* Start DATASET *

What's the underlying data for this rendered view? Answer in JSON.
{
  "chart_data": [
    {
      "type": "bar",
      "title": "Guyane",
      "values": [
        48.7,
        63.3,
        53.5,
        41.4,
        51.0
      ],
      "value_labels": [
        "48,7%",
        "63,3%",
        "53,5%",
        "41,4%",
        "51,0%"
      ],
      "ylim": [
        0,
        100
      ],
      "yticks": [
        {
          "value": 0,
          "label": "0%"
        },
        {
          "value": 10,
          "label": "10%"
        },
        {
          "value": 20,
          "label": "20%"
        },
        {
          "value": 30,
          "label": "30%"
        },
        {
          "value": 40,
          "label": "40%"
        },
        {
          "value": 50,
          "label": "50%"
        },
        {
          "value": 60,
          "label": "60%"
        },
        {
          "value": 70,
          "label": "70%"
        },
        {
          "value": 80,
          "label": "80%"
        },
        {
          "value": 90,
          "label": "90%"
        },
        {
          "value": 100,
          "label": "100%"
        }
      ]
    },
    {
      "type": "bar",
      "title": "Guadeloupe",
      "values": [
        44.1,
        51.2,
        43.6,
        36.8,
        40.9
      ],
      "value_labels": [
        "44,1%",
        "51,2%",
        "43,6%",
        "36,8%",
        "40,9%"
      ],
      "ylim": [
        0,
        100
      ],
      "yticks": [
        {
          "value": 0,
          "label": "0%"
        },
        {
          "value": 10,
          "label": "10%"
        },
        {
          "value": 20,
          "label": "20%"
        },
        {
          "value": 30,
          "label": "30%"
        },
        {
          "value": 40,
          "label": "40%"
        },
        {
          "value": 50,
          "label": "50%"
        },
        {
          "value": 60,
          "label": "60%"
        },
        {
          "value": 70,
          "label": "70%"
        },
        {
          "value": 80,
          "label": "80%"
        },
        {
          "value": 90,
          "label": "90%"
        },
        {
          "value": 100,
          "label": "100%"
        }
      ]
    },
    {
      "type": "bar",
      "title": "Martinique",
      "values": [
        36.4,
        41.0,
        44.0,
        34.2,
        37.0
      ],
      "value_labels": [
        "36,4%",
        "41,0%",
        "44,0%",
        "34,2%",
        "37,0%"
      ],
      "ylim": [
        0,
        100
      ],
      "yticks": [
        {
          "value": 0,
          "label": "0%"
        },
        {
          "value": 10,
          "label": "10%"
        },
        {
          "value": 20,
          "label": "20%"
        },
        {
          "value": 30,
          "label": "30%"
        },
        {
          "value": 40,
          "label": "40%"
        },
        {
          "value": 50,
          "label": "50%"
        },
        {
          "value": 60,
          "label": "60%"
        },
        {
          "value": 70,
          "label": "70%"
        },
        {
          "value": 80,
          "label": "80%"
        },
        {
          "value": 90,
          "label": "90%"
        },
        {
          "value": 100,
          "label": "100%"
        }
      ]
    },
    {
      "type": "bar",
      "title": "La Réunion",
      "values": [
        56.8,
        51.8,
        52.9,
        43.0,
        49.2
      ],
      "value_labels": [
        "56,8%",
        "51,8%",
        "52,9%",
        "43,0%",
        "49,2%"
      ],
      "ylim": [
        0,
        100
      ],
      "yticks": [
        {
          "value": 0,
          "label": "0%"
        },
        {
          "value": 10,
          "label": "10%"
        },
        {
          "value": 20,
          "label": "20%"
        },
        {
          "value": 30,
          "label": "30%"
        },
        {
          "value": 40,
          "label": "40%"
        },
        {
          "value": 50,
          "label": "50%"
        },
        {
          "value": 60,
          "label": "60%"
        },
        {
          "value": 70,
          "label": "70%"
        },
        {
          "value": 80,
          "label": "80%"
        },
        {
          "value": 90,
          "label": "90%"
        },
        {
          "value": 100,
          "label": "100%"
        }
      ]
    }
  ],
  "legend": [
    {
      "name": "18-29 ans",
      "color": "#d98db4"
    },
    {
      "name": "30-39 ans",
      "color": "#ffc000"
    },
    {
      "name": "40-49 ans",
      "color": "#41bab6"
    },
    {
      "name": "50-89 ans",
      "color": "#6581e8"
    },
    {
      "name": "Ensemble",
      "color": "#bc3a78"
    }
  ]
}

* End DATASET *

WRITTEN EXERCISE » Which lines hold the string "name"? Copy all of them from the data above.

WRITTEN RESPONSE »
      "name": "18-29 ans",
      "name": "30-39 ans",
      "name": "40-49 ans",
      "name": "50-89 ans",
      "name": "Ensemble",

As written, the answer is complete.